**** Data supplied ****

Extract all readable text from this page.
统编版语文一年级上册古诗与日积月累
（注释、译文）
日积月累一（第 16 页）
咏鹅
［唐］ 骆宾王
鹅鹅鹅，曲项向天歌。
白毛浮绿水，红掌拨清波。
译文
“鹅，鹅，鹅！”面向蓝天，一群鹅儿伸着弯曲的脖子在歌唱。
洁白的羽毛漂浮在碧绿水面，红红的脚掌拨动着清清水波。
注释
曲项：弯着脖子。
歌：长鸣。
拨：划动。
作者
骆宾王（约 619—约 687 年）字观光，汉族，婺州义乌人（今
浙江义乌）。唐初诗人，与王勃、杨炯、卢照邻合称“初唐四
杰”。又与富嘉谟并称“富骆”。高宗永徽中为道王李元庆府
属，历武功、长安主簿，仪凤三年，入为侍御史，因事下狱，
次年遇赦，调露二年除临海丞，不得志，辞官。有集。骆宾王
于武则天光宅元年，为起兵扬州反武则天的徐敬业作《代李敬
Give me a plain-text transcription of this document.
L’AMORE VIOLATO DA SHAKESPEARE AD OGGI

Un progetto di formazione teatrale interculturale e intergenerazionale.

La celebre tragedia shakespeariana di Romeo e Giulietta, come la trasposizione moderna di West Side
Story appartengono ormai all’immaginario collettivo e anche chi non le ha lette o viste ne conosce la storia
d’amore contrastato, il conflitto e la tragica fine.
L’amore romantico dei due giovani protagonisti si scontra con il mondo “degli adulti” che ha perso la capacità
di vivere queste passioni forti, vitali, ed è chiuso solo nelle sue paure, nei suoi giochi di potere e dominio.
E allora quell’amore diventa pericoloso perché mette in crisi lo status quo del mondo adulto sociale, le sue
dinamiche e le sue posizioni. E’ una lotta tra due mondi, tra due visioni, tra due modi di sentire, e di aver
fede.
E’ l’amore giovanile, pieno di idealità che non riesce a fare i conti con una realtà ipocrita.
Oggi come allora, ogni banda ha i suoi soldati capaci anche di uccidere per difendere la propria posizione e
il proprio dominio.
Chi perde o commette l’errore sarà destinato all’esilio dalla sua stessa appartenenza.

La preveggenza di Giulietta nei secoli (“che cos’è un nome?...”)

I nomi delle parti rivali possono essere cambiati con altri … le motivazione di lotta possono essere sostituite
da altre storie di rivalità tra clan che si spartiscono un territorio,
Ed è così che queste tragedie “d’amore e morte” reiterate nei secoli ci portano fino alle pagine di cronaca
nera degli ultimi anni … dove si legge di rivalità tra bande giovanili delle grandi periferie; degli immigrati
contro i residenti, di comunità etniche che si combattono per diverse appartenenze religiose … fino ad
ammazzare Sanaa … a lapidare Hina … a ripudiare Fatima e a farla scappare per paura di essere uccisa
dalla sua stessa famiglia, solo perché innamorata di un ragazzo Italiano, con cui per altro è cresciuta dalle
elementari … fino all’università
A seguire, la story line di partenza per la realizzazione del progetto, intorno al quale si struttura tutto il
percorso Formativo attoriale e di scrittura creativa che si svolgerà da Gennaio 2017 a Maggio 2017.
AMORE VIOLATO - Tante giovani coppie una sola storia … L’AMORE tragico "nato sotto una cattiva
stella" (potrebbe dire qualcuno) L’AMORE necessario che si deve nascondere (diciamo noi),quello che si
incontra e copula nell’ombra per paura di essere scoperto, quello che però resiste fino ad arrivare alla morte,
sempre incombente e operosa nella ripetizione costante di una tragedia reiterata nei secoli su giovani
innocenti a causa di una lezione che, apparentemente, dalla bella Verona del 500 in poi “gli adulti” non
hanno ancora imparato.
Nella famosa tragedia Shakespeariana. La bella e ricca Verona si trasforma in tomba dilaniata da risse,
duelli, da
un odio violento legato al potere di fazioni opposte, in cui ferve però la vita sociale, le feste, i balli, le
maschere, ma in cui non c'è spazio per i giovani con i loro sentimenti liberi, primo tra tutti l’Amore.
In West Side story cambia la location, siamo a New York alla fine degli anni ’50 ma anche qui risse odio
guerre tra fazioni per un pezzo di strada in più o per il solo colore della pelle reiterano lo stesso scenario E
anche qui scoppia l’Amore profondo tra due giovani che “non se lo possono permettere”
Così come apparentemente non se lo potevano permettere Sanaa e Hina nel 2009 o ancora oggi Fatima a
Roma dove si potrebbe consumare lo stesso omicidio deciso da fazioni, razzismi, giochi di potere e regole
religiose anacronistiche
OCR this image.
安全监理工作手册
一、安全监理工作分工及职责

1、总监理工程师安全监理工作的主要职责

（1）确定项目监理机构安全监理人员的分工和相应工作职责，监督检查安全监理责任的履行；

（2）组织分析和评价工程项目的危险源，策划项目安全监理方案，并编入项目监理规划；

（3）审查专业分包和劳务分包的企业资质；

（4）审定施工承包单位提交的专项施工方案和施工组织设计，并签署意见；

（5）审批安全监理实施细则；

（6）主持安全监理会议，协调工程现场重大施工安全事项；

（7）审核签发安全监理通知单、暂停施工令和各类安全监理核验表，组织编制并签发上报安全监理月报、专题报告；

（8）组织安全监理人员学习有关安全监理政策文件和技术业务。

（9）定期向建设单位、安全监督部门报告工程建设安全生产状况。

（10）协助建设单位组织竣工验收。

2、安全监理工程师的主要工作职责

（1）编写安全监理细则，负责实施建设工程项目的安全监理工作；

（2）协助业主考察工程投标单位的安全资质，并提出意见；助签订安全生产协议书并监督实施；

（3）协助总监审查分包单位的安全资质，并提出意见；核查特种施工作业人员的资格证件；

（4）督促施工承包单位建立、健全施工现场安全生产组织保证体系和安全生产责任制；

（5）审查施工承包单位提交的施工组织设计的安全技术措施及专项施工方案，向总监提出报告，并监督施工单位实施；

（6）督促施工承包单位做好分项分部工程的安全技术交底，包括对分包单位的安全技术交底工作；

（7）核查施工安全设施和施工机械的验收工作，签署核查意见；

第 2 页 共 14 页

****

#### Do this:
Quote every entry exactly.

#### Exercise output:
Extract all readable text from this page.
统编版语文一年级上册古诗与日积月累
（注释、译文）
日积月累一（第 16 页）
咏鹅
［唐］ 骆宾王
鹅鹅鹅，曲项向天歌。
白毛浮绿水，红掌拨清波。
译文
“鹅，鹅，鹅！”面向蓝天，一群鹅儿伸着弯曲的脖子在歌唱。
洁白的羽毛漂浮在碧绿水面，红红的脚掌拨动着清清水波。
注释
曲项：弯着脖子。
歌：长鸣。
拨：划动。
作者
骆宾王（约 619—约 687 年）字观光，汉族，婺州义乌人（今
浙江义乌）。唐初诗人，与王勃、杨炯、卢照邻合称“初唐四
杰”。又与富嘉谟并称“富骆”。高宗永徽中为道王李元庆府
属，历武功、长安主簿，仪凤三年，入为侍御史，因事下狱，
次年遇赦，调露二年除临海丞，不得志，辞官。有集。骆宾王
于武则天光宅元年，为起兵扬州反武则天的徐敬业作《代李敬
Give me a plain-text transcription of this document.
L’AMORE VIOLATO DA SHAKESPEARE AD OGGI

Un progetto di formazione teatrale interculturale e intergenerazionale.

La celebre tragedia shakespeariana di Romeo e Giulietta, come la trasposizione moderna di West Side
Story appartengono ormai all’immaginario collettivo e anche chi non le ha lette o viste ne conosce la storia
d’amore contrastato, il conflitto e la tragica fine.
L’amore romantico dei due giovani protagonisti si scontra con il mondo “degli adulti” che ha perso la capacità
di vivere queste passioni forti, vitali, ed è chiuso solo nelle sue paure, nei suoi giochi di potere e dominio.
E allora quell’amore diventa pericoloso perché mette in crisi lo status quo del mondo adulto sociale, le sue
dinamiche e le sue posizioni. E’ una lotta tra due mondi, tra due visioni, tra due modi di sentire, e di aver
fede.
E’ l’amore giovanile, pieno di idealità che non riesce a fare i conti con una realtà ipocrita.
Oggi come allora, ogni banda ha i suoi soldati capaci anche di uccidere per difendere la propria posizione e
il proprio dominio.
Chi perde o commette l’errore sarà destinato all’esilio dalla sua stessa appartenenza.

La preveggenza di Giulietta nei secoli (“che cos’è un nome?...”)

I nomi delle parti rivali possono essere cambiati con altri … le motivazione di lotta possono essere sostituite
da altre storie di rivalità tra clan che si spartiscono un territorio,
Ed è così che queste tragedie “d’amore e morte” reiterate nei secoli ci portano fino alle pagine di cronaca
nera degli ultimi anni … dove si legge di rivalità tra bande giovanili delle grandi periferie; degli immigrati
contro i residenti, di comunità etniche che si combattono per diverse appartenenze religiose … fino ad
ammazzare Sanaa … a lapidare Hina … a ripudiare Fatima e a farla scappare per paura di essere uccisa
dalla sua stessa famiglia, solo perché innamorata di un ragazzo Italiano, con cui per altro è cresciuta dalle
elementari … fino all’università
A seguire, la story line di partenza per la realizzazione del progetto, intorno al quale si struttura tutto il
percorso Formativo attoriale e di scrittura creativa che si svolgerà da Gennaio 2017 a Maggio 2017.
AMORE VIOLATO - Tante giovani coppie una sola storia … L’AMORE tragico "nato sotto una cattiva
stella" (potrebbe dire qualcuno) L’AMORE necessario che si deve nascondere (diciamo noi),quello che si
incontra e copula nell’ombra per paura di essere scoperto, quello che però resiste fino ad arrivare alla morte,
sempre incombente e operosa nella ripetizione costante di una tragedia reiterata nei secoli su giovani
innocenti a causa di una lezione che, apparentemente, dalla bella Verona del 500 in poi “gli adulti” non
hanno ancora imparato.
Nella famosa tragedia Shakespeariana. La bella e ricca Verona si trasforma in tomba dilaniata da risse,
duelli, da
un odio violento legato al potere di fazioni opposte, in cui ferve però la vita sociale, le feste, i balli, le
maschere, ma in cui non c'è spazio per i giovani con i loro sentimenti liberi, primo tra tutti l’Amore.
In West Side story cambia la location, siamo a New York alla fine degli anni ’50 ma anche qui risse odio
guerre tra fazioni per un pezzo di strada in più o per il solo colore della pelle reiterano lo stesso scenario E
anche qui scoppia l’Amore profondo tra due giovani che “non se lo possono permettere”
Così come apparentemente non se lo potevano permettere Sanaa e Hina nel 2009 o ancora oggi Fatima a
Roma dove si potrebbe consumare lo stesso omicidio deciso da fazioni, razzismi, giochi di potere e regole
religiose anacronistiche
OCR this image.
安全监理工作手册
一、安全监理工作分工及职责

1、总监理工程师安全监理工作的主要职责

（1）确定项目监理机构安全监理人员的分工和相应工作职责，监督检查安全监理责任的履行；

（2）组织分析和评价工程项目的危险源，策划项目安全监理方案，并编入项目监理规划；

（3）审查专业分包和劳务分包的企业资质；

（4）审定施工承包单位提交的专项施工方案和施工组织设计，并签署意见；

（5）审批安全监理实施细则；

（6）主持安全监理会议，协调工程现场重大施工安全事项；

（7）审核签发安全监理通知单、暂停施工令和各类安全监理核验表，组织编制并签发上报安全监理月报、专题报告；

（8）组织安全监理人员学习有关安全监理政策文件和技术业务。

（9）定期向建设单位、安全监督部门报告工程建设安全生产状况。

（10）协助建设单位组织竣工验收。

2、安全监理工程师的主要工作职责

（1）编写安全监理细则，负责实施建设工程项目的安全监理工作；

（2）协助业主考察工程投标单位的安全资质，并提出意见；助签订安全生产协议书并监督实施；

（3）协助总监审查分包单位的安全资质，并提出意见；核查特种施工作业人员的资格证件；

（4）督促施工承包单位建立、健全施工现场安全生产组织保证体系和安全生产责任制；

（5）审查施工承包单位提交的施工组织设计的安全技术措施及专项施工方案，向总监提出报告，并监督施工单位实施；

（6）督促施工承包单位做好分项分部工程的安全技术交底，包括对分包单位的安全技术交底工作；

（7）核查施工安全设施和施工机械的验收工作，签署核查意见；

第 2 页 共 14 页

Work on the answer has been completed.